Parts of the exercise:
1/ Answer these questions about the forum post on randomness and probability:
(a) What bounds the number of directions the pencil can point?
(b) Which two concepts does the book chapter distinguish?
(c) What is the title of Chapter 2?
2/ Please reproduce the part of the forum post on randomness and probability between "Jochen, in reading" and "can see it).", inclusive.

Supplied text:
Jochen, in reading one of your sentences I got stuck. You wrote: "When I ask you for the direction in which my pencil lying in front of me is pointing, then this is a random variable for you, but not for me (I can see it).

The pencil positioning for Fairouz at this point is not random but probabilistic since Faiorhouz knows there is a pencil. The question is which way it is pointing and the equation of which way it may be pointing is a probabilistic one since we know the pencil exists and that it can only point in a limited number of directions, bounded by our 3 dimensions.

If you put the question in such a way that: do pencils exist? do I have a pencil and if I do which way does it point, it is still probabilistic since there is a chance for the pencil to exist (exists or not) plus there is a chance that you have a pencil (you do or not) plus there is a chance that it is pointing in some direction (within our 3D world).

I have a book chapter with a coauthor in a book I edited with two other editors in which I define the difference between risk (probabilistic) and ambiguity (more like random but even more exotic). The chapter is in Neuroeconomics and the Firm in Chapter 2 titled "Risk and ambiguity: entrepreneurial research from the perspective of economics".

Supplied entries:
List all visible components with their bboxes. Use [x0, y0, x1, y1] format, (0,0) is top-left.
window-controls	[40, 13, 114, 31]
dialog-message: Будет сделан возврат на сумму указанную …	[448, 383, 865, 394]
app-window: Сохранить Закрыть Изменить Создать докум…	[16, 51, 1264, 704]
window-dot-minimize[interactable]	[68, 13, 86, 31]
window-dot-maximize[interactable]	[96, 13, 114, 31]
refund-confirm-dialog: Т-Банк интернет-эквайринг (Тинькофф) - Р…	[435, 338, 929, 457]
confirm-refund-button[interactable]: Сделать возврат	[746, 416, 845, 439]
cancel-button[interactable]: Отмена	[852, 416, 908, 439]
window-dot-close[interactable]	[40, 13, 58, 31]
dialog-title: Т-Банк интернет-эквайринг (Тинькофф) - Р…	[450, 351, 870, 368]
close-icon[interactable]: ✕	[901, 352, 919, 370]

Solutions to the tasks:
1/
(a) Our 3 dimensions.
(b) Risk (probabilistic) and ambiguity.
(c) "Risk and ambiguity: entrepreneurial research from the perspective of economics".

2/
Jochen, in reading one of your sentences I got stuck. You wrote: "When I ask you for the direction in which my pencil lying in front of me is pointing, then this is a random variable for you, but not for me (I can see it).